▶ 対象の本文:

新製品QCD(14)【電子部品のクリーン環境③クリーン化の推進<クリーンブースの導入>】

新製品QCD(14)【電子部品のクリーン環境③クリーン化の推進<クリーンブースの導入>】

〇導入工程の優先順位の決定

クリーン化が比較的重要な工程・作業を決定する。ここでは、担当の技術者や作業者によって、塵埃・異物が混入すると、どういった不具合が生じるかを議論して、合意の上で、優先順位を決めていくことが望ましい。

(このような現場を含めた議論は、小集団活動での品質向上などへの展開が容易となる。)

例えば、セラミック積層電子部品であれば、シート成形前のスラリーに異物が混入すると、そのまま製品内部に留まってしまい焼成後に異なる色調を呈する、のような議論を進める。

議論の結果、以下3工程が最も高い優先順位の工程との結論に達したとする。

・セラミックスラリー作製工程

・セラミックシート成形工程

・スクリーン印刷工程

それぞれの設備と作業スペースにクリーンブースで覆うことになるが、一般にクリーンブースは、天井中央部にエアの吹き出し口があって、また、ブースの周囲四方を覆うカーテン状の透明シートの下部の隙間からエアが排出される構造となっている。つまり、(何も障害物が無ければ)ブース天井中央から周囲下部の隙間に、エアが流れている=風が吹いている構造となっている。

上記のエアの流れを考慮して、作業者の位置・設備のレイアウトなどを適正化することが必要である。動きがある作業者の頭部からの毛髪が、エアの流れによって、製品構成物となるスラリーやシートに落下、付着することがないような作業内容やレイアウトを検討する必要がある。

 

〇生産設備での工夫

エアの流れを検討すると、生産設備への工夫も有効であって、適時適用していくことが良い。以下に例示する。

・シート成形機の乾燥前のスラリーで暴露されるところは、上部の近傍に透明樹脂板等で、塵埃が落下を抑制する。

・スクリーン印刷機でも、被印刷物のシートや、ペーストに、塵埃が落下しないように同様に透明樹脂板を適宜設ける。

 

〇運転と運用

原則は、クリーンブースは、連続運転を行うべきである。しかしながら、現実問題として電気代等を考慮すると、作業時の前、例えば1時間前から運転を開始し、作業前の設備の清掃、作業場の清掃、などをやるべき準備事項を決定して、必ず実行する、作業記録をつける、等が実際的である。

 

〇クリーンウェア・クリーンブーツ

クリーンブース内での作業はクリーンウェアで行うことを徹底する。また、当然であるがクリーンウェアの保管場所もクリーンブース内である。

▶ 課題の要件:
1 - 本文によると、一般にクリーンブースのエアの吹き出し口はどこにあるか。
2 - 本文のうち「議論の結果、以下3工程が最も高い優先順位の工程との結論に達したとする。」で始まり「吹いている構造となっている。」で終わる部分を、「透明シート」を「透明フィルム」に置き換えて書き直すこと。

▶ 資料:
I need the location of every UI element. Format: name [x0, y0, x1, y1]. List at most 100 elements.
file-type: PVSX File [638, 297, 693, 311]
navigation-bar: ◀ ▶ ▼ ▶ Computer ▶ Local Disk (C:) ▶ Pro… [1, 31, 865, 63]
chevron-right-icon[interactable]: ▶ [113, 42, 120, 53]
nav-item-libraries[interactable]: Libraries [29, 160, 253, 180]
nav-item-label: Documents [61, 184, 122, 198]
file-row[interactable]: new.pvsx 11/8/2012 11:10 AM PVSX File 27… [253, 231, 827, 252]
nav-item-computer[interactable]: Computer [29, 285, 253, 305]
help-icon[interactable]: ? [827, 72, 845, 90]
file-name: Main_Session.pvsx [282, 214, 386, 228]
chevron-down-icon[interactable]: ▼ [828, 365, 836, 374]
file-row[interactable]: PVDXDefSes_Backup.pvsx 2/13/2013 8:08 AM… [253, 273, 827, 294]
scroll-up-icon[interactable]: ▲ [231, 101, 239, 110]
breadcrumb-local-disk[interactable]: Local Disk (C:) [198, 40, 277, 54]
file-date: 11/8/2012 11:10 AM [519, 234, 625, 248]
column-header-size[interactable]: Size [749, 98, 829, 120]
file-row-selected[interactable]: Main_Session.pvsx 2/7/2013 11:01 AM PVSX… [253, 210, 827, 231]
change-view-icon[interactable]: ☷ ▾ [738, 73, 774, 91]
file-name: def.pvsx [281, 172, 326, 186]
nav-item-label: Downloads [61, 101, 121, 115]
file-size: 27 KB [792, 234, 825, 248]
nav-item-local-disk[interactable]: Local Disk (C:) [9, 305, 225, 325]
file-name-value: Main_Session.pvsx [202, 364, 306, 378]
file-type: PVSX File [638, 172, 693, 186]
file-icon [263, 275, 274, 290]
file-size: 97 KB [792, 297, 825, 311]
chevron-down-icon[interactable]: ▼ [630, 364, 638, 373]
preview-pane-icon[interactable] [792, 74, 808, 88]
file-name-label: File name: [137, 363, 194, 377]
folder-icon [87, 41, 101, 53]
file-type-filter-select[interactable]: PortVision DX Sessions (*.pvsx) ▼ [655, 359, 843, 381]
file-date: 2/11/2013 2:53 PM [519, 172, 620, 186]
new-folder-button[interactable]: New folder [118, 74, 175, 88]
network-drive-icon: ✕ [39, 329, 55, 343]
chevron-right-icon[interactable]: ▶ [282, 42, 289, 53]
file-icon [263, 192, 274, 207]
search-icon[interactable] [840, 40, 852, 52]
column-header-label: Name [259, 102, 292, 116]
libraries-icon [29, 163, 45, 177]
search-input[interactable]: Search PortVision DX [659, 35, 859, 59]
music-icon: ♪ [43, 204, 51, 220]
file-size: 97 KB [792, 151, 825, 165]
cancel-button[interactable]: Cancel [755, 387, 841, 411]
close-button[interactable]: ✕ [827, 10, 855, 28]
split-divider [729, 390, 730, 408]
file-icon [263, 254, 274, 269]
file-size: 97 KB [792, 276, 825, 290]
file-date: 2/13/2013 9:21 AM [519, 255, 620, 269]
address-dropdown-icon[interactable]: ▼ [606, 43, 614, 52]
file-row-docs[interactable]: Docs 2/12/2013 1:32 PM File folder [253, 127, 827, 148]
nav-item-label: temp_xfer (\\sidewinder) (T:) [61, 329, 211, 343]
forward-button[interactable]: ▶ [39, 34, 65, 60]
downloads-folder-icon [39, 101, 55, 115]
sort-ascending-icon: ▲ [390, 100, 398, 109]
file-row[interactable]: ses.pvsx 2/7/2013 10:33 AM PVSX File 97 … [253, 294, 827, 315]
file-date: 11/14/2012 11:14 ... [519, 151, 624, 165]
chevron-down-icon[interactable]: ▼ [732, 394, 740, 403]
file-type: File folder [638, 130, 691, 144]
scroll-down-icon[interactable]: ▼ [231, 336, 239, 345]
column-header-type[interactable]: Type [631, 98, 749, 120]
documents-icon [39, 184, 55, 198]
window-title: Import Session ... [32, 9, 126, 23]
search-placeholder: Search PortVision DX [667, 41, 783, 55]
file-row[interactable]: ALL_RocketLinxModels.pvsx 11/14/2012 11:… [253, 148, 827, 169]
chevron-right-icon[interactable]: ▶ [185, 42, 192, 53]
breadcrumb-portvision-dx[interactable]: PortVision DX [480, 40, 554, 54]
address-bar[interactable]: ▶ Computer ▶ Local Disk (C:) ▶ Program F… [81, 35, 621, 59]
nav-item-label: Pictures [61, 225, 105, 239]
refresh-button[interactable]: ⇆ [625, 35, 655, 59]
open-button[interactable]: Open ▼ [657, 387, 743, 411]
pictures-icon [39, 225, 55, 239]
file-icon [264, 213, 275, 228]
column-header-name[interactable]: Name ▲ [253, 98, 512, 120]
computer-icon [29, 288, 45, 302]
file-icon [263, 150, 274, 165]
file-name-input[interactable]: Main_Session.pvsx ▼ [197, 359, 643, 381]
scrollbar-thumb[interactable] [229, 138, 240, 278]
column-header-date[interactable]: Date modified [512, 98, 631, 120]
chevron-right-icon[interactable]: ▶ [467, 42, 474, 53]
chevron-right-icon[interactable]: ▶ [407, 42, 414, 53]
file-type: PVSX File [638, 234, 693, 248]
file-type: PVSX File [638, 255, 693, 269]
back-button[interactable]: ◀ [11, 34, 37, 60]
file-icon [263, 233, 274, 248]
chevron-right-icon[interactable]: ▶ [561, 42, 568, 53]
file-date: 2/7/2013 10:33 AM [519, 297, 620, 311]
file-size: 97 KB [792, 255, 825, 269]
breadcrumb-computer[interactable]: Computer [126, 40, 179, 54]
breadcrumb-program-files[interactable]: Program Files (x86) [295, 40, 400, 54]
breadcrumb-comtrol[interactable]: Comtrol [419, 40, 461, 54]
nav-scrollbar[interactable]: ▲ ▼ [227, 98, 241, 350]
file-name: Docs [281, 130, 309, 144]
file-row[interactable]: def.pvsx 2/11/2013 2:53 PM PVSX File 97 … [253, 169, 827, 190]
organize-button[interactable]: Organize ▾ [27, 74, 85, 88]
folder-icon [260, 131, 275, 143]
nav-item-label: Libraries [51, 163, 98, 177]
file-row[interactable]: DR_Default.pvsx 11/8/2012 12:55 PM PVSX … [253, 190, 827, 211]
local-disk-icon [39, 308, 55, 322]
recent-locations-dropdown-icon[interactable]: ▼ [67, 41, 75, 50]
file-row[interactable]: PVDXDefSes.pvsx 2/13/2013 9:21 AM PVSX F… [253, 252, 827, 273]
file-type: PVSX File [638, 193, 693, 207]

▶ 解答:
1 - 天井中央部にある。

2 -
議論の結果、以下3工程が最も高い優先順位の工程との結論に達したとする。

・セラミックスラリー作製工程

・セラミックシート成形工程

・スクリーン印刷工程

それぞれの設備と作業スペースにクリーンブースで覆うことになるが、一般にクリーンブースは、天井中央部にエアの吹き出し口があって、また、ブースの周囲四方を覆うカーテン状の透明フィルムの下部の隙間からエアが排出される構造となっている。つまり、(何も障害物が無ければ)ブース天井中央から周囲下部の隙間に、エアが流れている=風が吹いている構造となっている。